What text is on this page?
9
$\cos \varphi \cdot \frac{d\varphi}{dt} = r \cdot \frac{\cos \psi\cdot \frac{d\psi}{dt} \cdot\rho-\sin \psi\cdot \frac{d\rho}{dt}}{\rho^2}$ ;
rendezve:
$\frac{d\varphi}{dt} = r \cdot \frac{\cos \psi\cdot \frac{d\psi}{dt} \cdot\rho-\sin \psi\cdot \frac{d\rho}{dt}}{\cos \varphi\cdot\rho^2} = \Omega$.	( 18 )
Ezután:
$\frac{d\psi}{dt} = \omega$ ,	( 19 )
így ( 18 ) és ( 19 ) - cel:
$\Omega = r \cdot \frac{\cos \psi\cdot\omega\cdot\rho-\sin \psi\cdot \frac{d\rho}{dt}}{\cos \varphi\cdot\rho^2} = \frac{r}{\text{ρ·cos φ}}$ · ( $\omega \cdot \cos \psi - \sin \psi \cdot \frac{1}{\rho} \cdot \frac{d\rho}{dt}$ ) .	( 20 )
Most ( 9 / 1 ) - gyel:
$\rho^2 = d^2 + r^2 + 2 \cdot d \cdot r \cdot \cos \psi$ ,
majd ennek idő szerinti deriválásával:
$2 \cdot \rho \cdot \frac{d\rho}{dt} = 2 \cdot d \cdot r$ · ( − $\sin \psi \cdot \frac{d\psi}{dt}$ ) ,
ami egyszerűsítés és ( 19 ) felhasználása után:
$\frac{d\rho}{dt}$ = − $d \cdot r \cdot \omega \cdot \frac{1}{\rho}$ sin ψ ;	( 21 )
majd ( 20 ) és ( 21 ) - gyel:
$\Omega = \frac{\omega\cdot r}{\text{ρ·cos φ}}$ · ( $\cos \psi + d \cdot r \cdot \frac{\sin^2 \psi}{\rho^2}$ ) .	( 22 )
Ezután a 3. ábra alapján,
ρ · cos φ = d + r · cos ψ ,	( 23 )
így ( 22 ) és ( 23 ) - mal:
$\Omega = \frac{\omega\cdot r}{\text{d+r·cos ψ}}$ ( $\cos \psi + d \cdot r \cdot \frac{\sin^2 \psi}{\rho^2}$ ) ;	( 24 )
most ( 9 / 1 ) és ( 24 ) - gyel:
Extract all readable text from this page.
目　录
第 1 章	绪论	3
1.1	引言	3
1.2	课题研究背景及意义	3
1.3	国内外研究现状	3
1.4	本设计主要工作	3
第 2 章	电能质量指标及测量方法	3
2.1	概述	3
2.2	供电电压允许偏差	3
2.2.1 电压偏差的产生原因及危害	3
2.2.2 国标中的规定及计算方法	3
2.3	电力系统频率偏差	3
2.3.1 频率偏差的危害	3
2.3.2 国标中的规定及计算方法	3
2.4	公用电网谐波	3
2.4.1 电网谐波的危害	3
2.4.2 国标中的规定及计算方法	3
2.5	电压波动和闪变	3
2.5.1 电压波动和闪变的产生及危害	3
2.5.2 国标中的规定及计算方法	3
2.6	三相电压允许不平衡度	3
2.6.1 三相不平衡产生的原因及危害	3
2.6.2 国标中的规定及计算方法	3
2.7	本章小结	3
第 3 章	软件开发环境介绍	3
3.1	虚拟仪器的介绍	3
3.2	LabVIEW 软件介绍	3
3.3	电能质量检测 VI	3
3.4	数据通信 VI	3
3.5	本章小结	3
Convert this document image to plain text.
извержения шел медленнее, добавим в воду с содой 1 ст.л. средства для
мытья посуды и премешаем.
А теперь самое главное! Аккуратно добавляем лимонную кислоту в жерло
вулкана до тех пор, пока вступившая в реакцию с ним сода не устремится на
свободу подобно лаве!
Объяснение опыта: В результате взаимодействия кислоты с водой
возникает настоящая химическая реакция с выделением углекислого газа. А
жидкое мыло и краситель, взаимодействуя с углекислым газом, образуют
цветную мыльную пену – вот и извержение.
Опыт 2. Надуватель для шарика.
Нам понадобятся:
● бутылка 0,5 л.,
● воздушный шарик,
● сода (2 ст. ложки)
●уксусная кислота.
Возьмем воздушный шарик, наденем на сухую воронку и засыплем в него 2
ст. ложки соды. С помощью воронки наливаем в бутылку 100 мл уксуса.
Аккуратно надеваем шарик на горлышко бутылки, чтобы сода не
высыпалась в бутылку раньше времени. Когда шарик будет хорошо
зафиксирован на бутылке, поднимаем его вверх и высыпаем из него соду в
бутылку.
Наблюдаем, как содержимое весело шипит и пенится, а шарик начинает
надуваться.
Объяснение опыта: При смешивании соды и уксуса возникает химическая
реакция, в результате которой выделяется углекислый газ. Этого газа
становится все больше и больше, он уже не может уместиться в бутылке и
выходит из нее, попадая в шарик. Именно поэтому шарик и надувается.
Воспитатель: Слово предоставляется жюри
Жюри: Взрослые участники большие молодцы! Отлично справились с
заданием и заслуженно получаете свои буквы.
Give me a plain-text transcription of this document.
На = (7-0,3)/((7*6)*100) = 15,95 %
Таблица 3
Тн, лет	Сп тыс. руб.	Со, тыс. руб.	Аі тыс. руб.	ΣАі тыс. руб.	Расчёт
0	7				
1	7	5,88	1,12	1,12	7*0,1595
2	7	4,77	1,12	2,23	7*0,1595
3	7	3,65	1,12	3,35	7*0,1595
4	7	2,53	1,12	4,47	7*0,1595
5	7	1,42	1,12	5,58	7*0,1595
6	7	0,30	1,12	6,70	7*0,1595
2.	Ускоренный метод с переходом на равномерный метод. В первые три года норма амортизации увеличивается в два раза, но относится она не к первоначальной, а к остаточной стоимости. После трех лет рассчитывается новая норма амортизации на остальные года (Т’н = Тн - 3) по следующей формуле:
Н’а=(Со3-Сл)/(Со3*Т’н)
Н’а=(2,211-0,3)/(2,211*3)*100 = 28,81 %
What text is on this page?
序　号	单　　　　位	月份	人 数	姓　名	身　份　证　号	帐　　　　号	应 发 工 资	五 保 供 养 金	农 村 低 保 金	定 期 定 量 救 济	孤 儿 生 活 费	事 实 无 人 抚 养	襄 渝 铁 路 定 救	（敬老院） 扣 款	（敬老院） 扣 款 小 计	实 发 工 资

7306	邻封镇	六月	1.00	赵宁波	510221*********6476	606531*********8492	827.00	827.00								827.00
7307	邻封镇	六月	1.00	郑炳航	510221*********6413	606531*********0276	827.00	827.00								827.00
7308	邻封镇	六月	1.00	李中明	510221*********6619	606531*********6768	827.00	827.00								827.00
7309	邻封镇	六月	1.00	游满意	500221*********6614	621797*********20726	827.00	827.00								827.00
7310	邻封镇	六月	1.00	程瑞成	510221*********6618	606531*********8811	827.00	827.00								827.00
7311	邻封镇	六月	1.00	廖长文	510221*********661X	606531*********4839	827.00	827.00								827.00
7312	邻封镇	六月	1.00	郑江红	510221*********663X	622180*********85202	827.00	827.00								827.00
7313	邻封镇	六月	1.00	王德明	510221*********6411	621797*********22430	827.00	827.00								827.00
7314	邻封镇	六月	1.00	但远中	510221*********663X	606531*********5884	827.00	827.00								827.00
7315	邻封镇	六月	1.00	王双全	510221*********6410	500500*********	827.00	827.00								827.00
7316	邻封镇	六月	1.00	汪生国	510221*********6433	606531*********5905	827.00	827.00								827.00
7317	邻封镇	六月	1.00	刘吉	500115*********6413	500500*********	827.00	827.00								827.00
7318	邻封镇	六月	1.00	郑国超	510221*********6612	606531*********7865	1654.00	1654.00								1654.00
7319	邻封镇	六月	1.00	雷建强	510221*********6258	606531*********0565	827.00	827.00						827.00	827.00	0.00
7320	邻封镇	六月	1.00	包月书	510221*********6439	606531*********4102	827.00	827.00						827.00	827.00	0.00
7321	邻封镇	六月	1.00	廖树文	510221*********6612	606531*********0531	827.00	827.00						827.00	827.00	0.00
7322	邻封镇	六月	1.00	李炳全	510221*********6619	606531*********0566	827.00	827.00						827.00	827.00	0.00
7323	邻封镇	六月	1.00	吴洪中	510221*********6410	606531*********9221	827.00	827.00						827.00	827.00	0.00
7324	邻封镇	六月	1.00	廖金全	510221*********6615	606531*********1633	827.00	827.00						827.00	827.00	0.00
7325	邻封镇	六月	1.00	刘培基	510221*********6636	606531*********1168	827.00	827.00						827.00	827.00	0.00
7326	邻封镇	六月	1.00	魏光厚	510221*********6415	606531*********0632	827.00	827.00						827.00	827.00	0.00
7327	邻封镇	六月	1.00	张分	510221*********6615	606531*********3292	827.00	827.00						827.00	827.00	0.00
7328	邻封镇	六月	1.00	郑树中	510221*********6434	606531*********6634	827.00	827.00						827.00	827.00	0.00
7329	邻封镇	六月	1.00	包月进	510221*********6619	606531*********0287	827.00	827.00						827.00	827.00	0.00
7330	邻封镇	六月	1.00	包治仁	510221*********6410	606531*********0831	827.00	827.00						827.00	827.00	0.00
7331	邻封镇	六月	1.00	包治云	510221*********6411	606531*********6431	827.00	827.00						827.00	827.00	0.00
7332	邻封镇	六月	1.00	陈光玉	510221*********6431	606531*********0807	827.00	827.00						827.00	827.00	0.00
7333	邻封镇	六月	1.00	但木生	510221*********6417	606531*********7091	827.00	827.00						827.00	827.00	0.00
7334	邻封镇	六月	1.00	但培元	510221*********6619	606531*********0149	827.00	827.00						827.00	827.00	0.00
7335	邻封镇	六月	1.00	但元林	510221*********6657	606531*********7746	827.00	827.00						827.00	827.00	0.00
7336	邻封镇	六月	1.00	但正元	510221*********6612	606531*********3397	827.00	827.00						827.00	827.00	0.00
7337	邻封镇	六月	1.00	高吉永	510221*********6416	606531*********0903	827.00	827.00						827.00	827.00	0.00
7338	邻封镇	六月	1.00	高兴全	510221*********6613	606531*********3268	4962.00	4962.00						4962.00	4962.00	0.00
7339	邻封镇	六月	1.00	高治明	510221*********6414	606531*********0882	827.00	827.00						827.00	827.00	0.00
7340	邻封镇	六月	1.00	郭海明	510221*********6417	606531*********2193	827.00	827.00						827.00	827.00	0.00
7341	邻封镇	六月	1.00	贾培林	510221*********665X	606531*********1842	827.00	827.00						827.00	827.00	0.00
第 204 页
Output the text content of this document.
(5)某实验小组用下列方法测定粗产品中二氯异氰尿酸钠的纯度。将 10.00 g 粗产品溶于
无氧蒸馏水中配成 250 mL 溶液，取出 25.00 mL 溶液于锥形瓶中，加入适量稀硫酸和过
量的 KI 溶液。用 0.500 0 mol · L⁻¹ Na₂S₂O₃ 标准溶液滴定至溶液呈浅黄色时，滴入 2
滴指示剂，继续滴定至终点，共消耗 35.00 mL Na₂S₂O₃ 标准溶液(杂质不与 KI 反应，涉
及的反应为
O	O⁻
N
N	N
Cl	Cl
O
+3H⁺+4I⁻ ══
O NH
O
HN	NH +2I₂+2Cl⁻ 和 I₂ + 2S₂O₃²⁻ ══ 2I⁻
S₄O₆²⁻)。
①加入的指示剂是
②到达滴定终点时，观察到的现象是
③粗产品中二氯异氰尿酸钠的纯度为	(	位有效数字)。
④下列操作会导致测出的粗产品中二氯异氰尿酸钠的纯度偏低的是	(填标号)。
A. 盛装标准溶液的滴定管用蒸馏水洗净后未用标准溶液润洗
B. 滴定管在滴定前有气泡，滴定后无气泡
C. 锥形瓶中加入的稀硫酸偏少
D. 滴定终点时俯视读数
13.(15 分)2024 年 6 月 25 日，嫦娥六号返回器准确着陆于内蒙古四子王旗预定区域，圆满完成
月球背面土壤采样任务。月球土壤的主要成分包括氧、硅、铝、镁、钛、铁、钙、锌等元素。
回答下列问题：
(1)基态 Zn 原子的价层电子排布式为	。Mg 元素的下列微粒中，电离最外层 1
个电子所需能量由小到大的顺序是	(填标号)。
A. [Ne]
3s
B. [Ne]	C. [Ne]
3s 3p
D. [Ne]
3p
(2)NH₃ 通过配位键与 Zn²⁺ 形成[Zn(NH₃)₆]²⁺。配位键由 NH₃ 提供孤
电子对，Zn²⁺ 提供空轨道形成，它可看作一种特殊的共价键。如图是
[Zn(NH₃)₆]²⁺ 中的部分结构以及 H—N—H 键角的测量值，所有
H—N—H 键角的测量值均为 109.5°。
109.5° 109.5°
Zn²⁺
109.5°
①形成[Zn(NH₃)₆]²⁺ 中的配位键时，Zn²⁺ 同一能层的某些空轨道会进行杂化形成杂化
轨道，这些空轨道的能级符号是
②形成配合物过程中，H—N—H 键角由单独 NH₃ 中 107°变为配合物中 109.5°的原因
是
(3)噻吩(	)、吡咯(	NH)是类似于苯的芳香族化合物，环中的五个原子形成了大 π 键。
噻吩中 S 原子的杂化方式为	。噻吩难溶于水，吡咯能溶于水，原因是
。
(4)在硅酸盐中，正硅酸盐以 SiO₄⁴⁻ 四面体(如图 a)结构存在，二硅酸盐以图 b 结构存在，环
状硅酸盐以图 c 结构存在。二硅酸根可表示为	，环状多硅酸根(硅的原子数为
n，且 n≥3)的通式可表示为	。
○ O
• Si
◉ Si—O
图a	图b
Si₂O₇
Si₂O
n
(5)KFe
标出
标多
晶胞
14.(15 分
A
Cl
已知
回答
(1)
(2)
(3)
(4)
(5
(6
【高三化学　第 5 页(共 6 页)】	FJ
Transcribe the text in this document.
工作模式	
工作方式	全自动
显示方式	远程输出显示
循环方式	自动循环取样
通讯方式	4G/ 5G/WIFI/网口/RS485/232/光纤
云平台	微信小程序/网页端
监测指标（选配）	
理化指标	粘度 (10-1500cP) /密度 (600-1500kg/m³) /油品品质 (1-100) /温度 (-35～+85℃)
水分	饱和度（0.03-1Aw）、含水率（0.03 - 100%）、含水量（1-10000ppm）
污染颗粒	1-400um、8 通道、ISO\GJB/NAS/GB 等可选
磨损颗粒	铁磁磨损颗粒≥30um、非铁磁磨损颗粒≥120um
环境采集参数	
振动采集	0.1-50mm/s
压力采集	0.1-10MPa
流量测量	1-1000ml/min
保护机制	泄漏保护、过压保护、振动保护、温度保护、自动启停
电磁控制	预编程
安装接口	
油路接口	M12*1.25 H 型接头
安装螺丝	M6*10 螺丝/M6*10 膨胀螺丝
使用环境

** STATED GOAL **
Reproduce exactly the line that holds "Output the text content of this document.", then every line after it, ending with the final line of the records above.

** REPLY TO THE TASK **
Output the text content of this document.
(5)某实验小组用下列方法测定粗产品中二氯异氰尿酸钠的纯度。将 10.00 g 粗产品溶于
无氧蒸馏水中配成 250 mL 溶液，取出 25.00 mL 溶液于锥形瓶中，加入适量稀硫酸和过
量的 KI 溶液。用 0.500 0 mol · L⁻¹ Na₂S₂O₃ 标准溶液滴定至溶液呈浅黄色时，滴入 2
滴指示剂，继续滴定至终点，共消耗 35.00 mL Na₂S₂O₃ 标准溶液(杂质不与 KI 反应，涉
及的反应为
O	O⁻
N
N	N
Cl	Cl
O
+3H⁺+4I⁻ ══
O NH
O
HN	NH +2I₂+2Cl⁻ 和 I₂ + 2S₂O₃²⁻ ══ 2I⁻
S₄O₆²⁻)。
①加入的指示剂是
②到达滴定终点时，观察到的现象是
③粗产品中二氯异氰尿酸钠的纯度为	(	位有效数字)。
④下列操作会导致测出的粗产品中二氯异氰尿酸钠的纯度偏低的是	(填标号)。
A. 盛装标准溶液的滴定管用蒸馏水洗净后未用标准溶液润洗
B. 滴定管在滴定前有气泡，滴定后无气泡
C. 锥形瓶中加入的稀硫酸偏少
D. 滴定终点时俯视读数
13.(15 分)2024 年 6 月 25 日，嫦娥六号返回器准确着陆于内蒙古四子王旗预定区域，圆满完成
月球背面土壤采样任务。月球土壤的主要成分包括氧、硅、铝、镁、钛、铁、钙、锌等元素。
回答下列问题：
(1)基态 Zn 原子的价层电子排布式为	。Mg 元素的下列微粒中，电离最外层 1
个电子所需能量由小到大的顺序是	(填标号)。
A. [Ne]
3s
B. [Ne]	C. [Ne]
3s 3p
D. [Ne]
3p
(2)NH₃ 通过配位键与 Zn²⁺ 形成[Zn(NH₃)₆]²⁺。配位键由 NH₃ 提供孤
电子对，Zn²⁺ 提供空轨道形成，它可看作一种特殊的共价键。如图是
[Zn(NH₃)₆]²⁺ 中的部分结构以及 H—N—H 键角的测量值，所有
H—N—H 键角的测量值均为 109.5°。
109.5° 109.5°
Zn²⁺
109.5°
①形成[Zn(NH₃)₆]²⁺ 中的配位键时，Zn²⁺ 同一能层的某些空轨道会进行杂化形成杂化
轨道，这些空轨道的能级符号是
②形成配合物过程中，H—N—H 键角由单独 NH₃ 中 107°变为配合物中 109.5°的原因
是
(3)噻吩(	)、吡咯(	NH)是类似于苯的芳香族化合物，环中的五个原子形成了大 π 键。
噻吩中 S 原子的杂化方式为	。噻吩难溶于水，吡咯能溶于水，原因是
。
(4)在硅酸盐中，正硅酸盐以 SiO₄⁴⁻ 四面体(如图 a)结构存在，二硅酸盐以图 b 结构存在，环
状硅酸盐以图 c 结构存在。二硅酸根可表示为	，环状多硅酸根(硅的原子数为
n，且 n≥3)的通式可表示为	。
○ O
• Si
◉ Si—O
图a	图b
Si₂O₇
Si₂O
n
(5)KFe
标出
标多
晶胞
14.(15 分
A
Cl
已知
回答
(1)
(2)
(3)
(4)
(5
(6
【高三化学　第 5 页(共 6 页)】	FJ
Transcribe the text in this document.
工作模式	
工作方式	全自动
显示方式	远程输出显示
循环方式	自动循环取样
通讯方式	4G/ 5G/WIFI/网口/RS485/232/光纤
云平台	微信小程序/网页端
监测指标（选配）	
理化指标	粘度 (10-1500cP) /密度 (600-1500kg/m³) /油品品质 (1-100) /温度 (-35～+85℃)
水分	饱和度（0.03-1Aw）、含水率（0.03 - 100%）、含水量（1-10000ppm）
污染颗粒	1-400um、8 通道、ISO\GJB/NAS/GB 等可选
磨损颗粒	铁磁磨损颗粒≥30um、非铁磁磨损颗粒≥120um
环境采集参数	
振动采集	0.1-50mm/s
压力采集	0.1-10MPa
流量测量	1-1000ml/min
保护机制	泄漏保护、过压保护、振动保护、温度保护、自动启停
电磁控制	预编程
安装接口	
油路接口	M12*1.25 H 型接头
安装螺丝	M6*10 螺丝/M6*10 膨胀螺丝
使用环境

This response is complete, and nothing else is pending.